--- start Information given ---

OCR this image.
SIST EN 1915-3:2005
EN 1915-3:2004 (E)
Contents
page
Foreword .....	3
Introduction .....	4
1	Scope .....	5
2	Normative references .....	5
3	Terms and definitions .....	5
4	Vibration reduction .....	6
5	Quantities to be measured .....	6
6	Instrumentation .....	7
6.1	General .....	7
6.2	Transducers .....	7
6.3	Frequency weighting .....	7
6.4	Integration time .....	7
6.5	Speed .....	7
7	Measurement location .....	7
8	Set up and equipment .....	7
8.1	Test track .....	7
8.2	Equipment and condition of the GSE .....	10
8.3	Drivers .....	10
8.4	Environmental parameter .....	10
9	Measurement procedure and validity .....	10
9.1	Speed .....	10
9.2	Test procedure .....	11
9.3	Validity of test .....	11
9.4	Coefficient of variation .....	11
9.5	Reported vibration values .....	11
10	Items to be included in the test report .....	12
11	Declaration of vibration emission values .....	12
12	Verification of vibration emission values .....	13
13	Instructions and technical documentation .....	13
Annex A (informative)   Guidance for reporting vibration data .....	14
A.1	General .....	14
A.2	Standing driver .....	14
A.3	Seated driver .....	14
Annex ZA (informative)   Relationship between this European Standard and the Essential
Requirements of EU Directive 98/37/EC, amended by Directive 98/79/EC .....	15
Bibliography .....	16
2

--- end Information given ---

▶ **Stated exercise**
Show every line of the records above that contains the word "Annex".

▶ **Task solution**
Annex A (informative)   Guidance for reporting vibration data .....	14
Annex ZA (informative)   Relationship between this European Standard and the Essential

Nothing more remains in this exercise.